Text shown:
Anne Brunet, Department of Genetics, Stanford
Anne Brunet is well known for her work on "longevity genes," FOXOs and Sirtuins. She was principal investigator of a 2004 study showing that interaction between SIRT1 and FOXO3a shifted cellular actions away from apoptosis, increasing cell resistance.
Stress-Dependent Regulation of FOXO Transcription Factors by the SIRT1 Deacetylase
Science. 2004 Feb 19
Brunet A et al
The Sir2 deacetylase modulates organismal lifespan in various species. However, the molecular mechanisms by which Sir2 increases longevity are largely unknown. We show that in mammalian cells, the Sir2 homologue SIRT1 appears to control the cellular response to stress by regulating FOXO transcription factors, a family of proteins that function as sensors of the insulin signaling pathway and as regulators of organismal longevity. SIRT1 and the FOXO transcription factor FOXO3 formed a complex in cells in response to oxidative stress and SIRT1 deacetylated FOXO3 in vitro and within cells. SIRT1 had a dual effect on FOXO3 function: SIRT1 increased FOXO3's ability to induce cell cycle arrest and resistance to oxidative stress but inhibited FOXO3's ability to induce cell death. Thus, one way in which members of the Sir2 family of proteins may increase organismal longevity is by tipping FOXO-dependent responses away from apoptosis and toward stress resistance.

Data provided:
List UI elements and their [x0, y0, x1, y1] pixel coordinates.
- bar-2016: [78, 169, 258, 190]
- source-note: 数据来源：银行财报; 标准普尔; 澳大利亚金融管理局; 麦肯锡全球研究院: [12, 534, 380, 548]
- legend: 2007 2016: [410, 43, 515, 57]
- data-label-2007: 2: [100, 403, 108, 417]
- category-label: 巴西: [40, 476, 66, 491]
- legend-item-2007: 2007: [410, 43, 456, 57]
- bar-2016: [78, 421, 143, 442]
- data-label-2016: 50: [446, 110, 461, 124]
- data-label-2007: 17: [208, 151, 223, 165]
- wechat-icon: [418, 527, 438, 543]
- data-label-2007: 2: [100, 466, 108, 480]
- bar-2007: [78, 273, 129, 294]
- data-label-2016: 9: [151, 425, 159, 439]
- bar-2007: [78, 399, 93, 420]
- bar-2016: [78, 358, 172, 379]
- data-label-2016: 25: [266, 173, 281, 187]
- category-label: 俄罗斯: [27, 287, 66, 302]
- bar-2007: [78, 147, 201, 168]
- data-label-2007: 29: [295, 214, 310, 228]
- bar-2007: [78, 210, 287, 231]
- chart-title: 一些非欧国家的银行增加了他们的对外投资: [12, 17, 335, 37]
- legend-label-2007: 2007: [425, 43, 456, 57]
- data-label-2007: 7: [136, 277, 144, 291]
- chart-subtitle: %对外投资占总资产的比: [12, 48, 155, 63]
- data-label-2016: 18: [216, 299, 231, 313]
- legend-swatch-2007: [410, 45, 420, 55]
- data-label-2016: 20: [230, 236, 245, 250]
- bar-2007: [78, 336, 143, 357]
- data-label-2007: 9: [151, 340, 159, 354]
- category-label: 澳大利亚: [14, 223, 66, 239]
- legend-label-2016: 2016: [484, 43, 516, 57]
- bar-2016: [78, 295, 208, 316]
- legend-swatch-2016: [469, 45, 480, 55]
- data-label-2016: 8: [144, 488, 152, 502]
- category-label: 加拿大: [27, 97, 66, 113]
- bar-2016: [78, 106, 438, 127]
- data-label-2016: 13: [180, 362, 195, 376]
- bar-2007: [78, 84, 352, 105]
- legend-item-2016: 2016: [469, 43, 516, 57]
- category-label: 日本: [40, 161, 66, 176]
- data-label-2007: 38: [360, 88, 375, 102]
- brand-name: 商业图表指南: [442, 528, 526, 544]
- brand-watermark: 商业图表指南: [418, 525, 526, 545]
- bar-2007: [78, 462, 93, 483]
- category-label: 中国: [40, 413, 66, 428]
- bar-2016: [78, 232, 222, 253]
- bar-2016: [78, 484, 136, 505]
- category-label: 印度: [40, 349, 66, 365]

Aim of the exercise:
Please reproduce word for word the part of the text on Anne Brunet's longevity research that opens with the words containing "Anne Brunet, Department" and closes with "increasing cell resistance.".

Answer space:
Anne Brunet, Department of Genetics, Stanford
Anne Brunet is well known for her work on "longevity genes," FOXOs and Sirtuins. She was principal investigator of a 2004 study showing that interaction between SIRT1 and FOXO3a shifted cellular actions away from apoptosis, increasing cell resistance.